É muito fácil fazer a acusação de consumismo genérico. Compra-se muitas coisas supérfluas; para quê ter um celular que tira foto? No caso particular, contudo, cada compra parece ter sua razão de ser. De perto, o que parecia um aglomerado de zumbis arrastado por campanhas de marketing rumo ao shopping revela-se uma família normal (no bom sentido) satisfazendo suas necessidades de forma razoável e eficiente. É ótimo e prático ter um celular que tira foto; assim posso registrar e partilhar momentos que de outra forma perderia; por que não? Pois é; é muito fácil bater no peito e dizer que se é consumista no geral, mas difícil identificar quais compras são realmente desnecessárias e prejudiciais.

Para dificultar a questão, a diferença entre o consumo e o consumismo é apenas indiretamente ligada à quantidade de produtos comprados. Em geral, tudo mais constante, o consumista tenderá a comprar mais do que o consumidor temperante. Mas mesmo alguém que não consuma tanto ou de forma tão extravagante pode ter sua atenção inteiramente voltada para sonhos de consumo ao qual ele não tem acesso (carros, iates e mansões que ele não tem dinheiro para comprar). E há o consumismo alternativo, o desejo por produtos raros e únicos (o artesanato da tribo perdida, o CD da banda que ninguém conhece); aqui não se busca a quantidade e nem alguma qualidade do produto em si, mas uma sensação socialmente atribuída a ele (a raridade, a sensação de superioridade intelectual ou cultural, etc). Em suma, é fácil valorizar exageradamente os bens materiais, mas não é fácil identificar as ocasiões em que isso ocorre.

Já repararam que muita gente fala mal de shopping center e bem de museu, mas frequenta sempre o primeiro e quase nunca o segundo? É que o shopping ganhou a fama de símbolo do consumismo, então pega mal dizer que se gosta dele. Eu, apreciador assumido do bom shopping center, tendo passado diversos bons momentos em suas dependências, sinto-me moralmente compelido a defendê-lo; que não mais se confunda consumo com consumismo!

__INFORMAÇÕES FORNECIDAS__:
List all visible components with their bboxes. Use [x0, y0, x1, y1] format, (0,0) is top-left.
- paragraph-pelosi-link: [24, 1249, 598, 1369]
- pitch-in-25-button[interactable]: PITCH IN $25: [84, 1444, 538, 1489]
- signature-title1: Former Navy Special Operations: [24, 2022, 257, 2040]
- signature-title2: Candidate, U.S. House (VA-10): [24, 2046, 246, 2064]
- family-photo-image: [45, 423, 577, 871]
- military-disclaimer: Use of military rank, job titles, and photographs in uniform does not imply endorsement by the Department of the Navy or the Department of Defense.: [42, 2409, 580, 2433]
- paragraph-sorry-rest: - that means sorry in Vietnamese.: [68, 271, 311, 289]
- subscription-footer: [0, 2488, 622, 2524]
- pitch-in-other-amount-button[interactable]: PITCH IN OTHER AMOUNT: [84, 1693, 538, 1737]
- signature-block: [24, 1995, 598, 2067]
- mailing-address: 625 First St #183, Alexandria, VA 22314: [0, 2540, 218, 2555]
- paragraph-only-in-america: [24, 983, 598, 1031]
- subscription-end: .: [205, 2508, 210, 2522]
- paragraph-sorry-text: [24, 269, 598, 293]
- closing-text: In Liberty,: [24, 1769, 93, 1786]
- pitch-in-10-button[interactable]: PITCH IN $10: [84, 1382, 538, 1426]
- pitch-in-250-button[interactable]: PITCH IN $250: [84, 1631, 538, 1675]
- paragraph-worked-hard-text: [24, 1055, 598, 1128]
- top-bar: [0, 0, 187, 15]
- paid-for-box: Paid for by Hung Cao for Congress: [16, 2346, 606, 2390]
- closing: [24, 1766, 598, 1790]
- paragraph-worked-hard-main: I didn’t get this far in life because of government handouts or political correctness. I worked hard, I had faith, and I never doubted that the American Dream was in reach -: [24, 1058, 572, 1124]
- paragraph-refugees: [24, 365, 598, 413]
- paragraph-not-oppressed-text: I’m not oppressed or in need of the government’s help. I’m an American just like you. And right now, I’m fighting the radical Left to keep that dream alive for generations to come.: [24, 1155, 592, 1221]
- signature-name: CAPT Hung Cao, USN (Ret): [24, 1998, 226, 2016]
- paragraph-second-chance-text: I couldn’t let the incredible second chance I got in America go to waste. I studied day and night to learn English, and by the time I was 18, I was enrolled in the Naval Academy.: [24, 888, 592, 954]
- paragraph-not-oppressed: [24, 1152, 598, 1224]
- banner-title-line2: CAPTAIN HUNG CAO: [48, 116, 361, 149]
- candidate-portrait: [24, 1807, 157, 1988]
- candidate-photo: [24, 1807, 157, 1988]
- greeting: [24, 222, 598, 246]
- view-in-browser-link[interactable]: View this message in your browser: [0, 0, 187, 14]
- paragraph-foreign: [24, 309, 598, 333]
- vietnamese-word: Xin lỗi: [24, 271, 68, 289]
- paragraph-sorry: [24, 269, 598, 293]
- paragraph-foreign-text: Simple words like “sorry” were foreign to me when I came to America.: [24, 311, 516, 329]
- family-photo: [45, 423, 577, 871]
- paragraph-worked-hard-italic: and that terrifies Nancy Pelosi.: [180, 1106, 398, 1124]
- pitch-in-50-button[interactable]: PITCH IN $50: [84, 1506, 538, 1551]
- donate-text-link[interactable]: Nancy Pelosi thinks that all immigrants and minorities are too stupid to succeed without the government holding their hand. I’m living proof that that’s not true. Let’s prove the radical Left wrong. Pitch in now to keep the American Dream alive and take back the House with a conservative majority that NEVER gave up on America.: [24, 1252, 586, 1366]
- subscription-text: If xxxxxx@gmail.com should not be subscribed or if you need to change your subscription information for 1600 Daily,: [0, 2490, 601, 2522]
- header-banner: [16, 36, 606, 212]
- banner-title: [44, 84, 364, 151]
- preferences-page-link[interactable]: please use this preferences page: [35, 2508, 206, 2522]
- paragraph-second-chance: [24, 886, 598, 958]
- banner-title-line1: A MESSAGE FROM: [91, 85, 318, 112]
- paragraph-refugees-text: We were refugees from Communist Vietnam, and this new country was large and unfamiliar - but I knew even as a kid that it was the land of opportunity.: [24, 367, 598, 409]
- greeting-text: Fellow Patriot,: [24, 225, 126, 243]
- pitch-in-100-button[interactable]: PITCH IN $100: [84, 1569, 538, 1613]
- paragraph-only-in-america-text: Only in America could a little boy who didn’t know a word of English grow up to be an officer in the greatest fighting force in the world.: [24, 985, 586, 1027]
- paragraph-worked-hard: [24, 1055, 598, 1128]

__TAREFA CURTA__:
Responda, por favor, a estas perguntas sobre o texto a respeito de consumismo:
(a) Segundo o primeiro parágrafo, o que um celular que tira foto permite fazer?
(b) Que produto musical aparece como exemplo de consumismo alternativo?
(c) De acordo com o último parágrafo, que lugar muita gente frequenta sempre e qual quase nunca frequenta?

__RESPOSTA DA TAREFA__:
(a) Permite registrar e partilhar momentos que de outra forma seriam perdidos.
(b) O CD da banda que ninguém conhece.
(c) Frequenta sempre o shopping center e quase nunca o museu.